■ Job ■
Please repeat all of the lines that follow, exactly as written.

----- Dataset extract

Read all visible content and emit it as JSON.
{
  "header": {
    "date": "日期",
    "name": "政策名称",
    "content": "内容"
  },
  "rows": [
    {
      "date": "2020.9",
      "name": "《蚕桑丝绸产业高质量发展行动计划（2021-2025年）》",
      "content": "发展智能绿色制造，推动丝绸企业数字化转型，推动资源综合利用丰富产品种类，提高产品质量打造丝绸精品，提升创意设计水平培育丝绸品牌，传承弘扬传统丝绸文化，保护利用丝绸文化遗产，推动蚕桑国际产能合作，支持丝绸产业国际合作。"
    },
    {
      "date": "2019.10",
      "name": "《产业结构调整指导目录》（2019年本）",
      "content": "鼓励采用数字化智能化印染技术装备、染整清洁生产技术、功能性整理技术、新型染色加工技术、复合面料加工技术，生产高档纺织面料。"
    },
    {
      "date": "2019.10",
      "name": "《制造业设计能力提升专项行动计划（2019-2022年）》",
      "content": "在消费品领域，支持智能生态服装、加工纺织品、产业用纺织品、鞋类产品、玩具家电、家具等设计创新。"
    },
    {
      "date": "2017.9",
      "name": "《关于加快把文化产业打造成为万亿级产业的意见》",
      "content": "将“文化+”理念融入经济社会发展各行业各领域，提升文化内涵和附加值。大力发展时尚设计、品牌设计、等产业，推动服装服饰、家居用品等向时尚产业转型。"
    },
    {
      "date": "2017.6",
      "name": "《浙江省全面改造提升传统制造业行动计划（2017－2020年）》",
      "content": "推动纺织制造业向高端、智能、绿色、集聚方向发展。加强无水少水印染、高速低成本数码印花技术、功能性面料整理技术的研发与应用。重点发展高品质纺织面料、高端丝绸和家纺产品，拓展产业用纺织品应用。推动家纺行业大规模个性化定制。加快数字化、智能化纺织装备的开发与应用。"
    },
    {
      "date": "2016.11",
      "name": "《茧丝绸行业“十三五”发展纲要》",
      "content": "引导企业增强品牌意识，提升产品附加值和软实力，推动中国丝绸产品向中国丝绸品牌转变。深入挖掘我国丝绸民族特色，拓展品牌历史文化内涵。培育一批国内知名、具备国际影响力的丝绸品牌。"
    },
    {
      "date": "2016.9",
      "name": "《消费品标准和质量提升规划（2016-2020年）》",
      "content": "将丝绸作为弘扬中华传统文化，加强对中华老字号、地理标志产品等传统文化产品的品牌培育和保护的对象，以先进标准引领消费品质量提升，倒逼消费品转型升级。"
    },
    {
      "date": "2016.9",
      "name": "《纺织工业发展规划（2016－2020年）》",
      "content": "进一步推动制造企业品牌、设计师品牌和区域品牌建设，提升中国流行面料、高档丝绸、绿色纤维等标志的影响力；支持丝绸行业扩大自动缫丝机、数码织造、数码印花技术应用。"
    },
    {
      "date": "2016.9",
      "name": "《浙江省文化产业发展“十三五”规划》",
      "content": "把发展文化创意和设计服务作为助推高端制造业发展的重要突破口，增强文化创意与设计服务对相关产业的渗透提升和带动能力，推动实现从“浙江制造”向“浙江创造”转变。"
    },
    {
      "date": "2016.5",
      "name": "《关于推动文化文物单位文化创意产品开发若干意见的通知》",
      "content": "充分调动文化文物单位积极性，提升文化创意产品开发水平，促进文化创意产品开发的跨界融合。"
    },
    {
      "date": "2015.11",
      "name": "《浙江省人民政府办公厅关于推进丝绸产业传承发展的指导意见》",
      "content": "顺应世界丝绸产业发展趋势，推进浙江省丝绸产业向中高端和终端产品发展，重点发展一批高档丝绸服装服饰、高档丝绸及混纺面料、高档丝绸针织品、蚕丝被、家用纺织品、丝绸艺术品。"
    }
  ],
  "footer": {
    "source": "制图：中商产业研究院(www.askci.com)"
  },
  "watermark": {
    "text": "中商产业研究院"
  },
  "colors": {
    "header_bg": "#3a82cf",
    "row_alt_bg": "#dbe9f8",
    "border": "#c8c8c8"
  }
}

----------

■ Solution ■
Read all visible content and emit it as JSON.
{
  "header": {
    "date": "日期",
    "name": "政策名称",
    "content": "内容"
  },
  "rows": [
    {
      "date": "2020.9",
      "name": "《蚕桑丝绸产业高质量发展行动计划（2021-2025年）》",
      "content": "发展智能绿色制造，推动丝绸企业数字化转型，推动资源综合利用丰富产品种类，提高产品质量打造丝绸精品，提升创意设计水平培育丝绸品牌，传承弘扬传统丝绸文化，保护利用丝绸文化遗产，推动蚕桑国际产能合作，支持丝绸产业国际合作。"
    },
    {
      "date": "2019.10",
      "name": "《产业结构调整指导目录》（2019年本）",
      "content": "鼓励采用数字化智能化印染技术装备、染整清洁生产技术、功能性整理技术、新型染色加工技术、复合面料加工技术，生产高档纺织面料。"
    },
    {
      "date": "2019.10",
      "name": "《制造业设计能力提升专项行动计划（2019-2022年）》",
      "content": "在消费品领域，支持智能生态服装、加工纺织品、产业用纺织品、鞋类产品、玩具家电、家具等设计创新。"
    },
    {
      "date": "2017.9",
      "name": "《关于加快把文化产业打造成为万亿级产业的意见》",
      "content": "将“文化+”理念融入经济社会发展各行业各领域，提升文化内涵和附加值。大力发展时尚设计、品牌设计、等产业，推动服装服饰、家居用品等向时尚产业转型。"
    },
    {
      "date": "2017.6",
      "name": "《浙江省全面改造提升传统制造业行动计划（2017－2020年）》",
      "content": "推动纺织制造业向高端、智能、绿色、集聚方向发展。加强无水少水印染、高速低成本数码印花技术、功能性面料整理技术的研发与应用。重点发展高品质纺织面料、高端丝绸和家纺产品，拓展产业用纺织品应用。推动家纺行业大规模个性化定制。加快数字化、智能化纺织装备的开发与应用。"
    },
    {
      "date": "2016.11",
      "name": "《茧丝绸行业“十三五”发展纲要》",
      "content": "引导企业增强品牌意识，提升产品附加值和软实力，推动中国丝绸产品向中国丝绸品牌转变。深入挖掘我国丝绸民族特色，拓展品牌历史文化内涵。培育一批国内知名、具备国际影响力的丝绸品牌。"
    },
    {
      "date": "2016.9",
      "name": "《消费品标准和质量提升规划（2016-2020年）》",
      "content": "将丝绸作为弘扬中华传统文化，加强对中华老字号、地理标志产品等传统文化产品的品牌培育和保护的对象，以先进标准引领消费品质量提升，倒逼消费品转型升级。"
    },
    {
      "date": "2016.9",
      "name": "《纺织工业发展规划（2016－2020年）》",
      "content": "进一步推动制造企业品牌、设计师品牌和区域品牌建设，提升中国流行面料、高档丝绸、绿色纤维等标志的影响力；支持丝绸行业扩大自动缫丝机、数码织造、数码印花技术应用。"
    },
    {
      "date": "2016.9",
      "name": "《浙江省文化产业发展“十三五”规划》",
      "content": "把发展文化创意和设计服务作为助推高端制造业发展的重要突破口，增强文化创意与设计服务对相关产业的渗透提升和带动能力，推动实现从“浙江制造”向“浙江创造”转变。"
    },
    {
      "date": "2016.5",
      "name": "《关于推动文化文物单位文化创意产品开发若干意见的通知》",
      "content": "充分调动文化文物单位积极性，提升文化创意产品开发水平，促进文化创意产品开发的跨界融合。"
    },
    {
      "date": "2015.11",
      "name": "《浙江省人民政府办公厅关于推进丝绸产业传承发展的指导意见》",
      "content": "顺应世界丝绸产业发展趋势，推进浙江省丝绸产业向中高端和终端产品发展，重点发展一批高档丝绸服装服饰、高档丝绸及混纺面料、高档丝绸针织品、蚕丝被、家用纺织品、丝绸艺术品。"
    }
  ],
  "footer": {
    "source": "制图：中商产业研究院(www.askci.com)"
  },
  "watermark": {
    "text": "中商产业研究院"
  },
  "colors": {
    "header_bg": "#3a82cf",
    "row_alt_bg": "#dbe9f8",
    "border": "#c8c8c8"
  }
}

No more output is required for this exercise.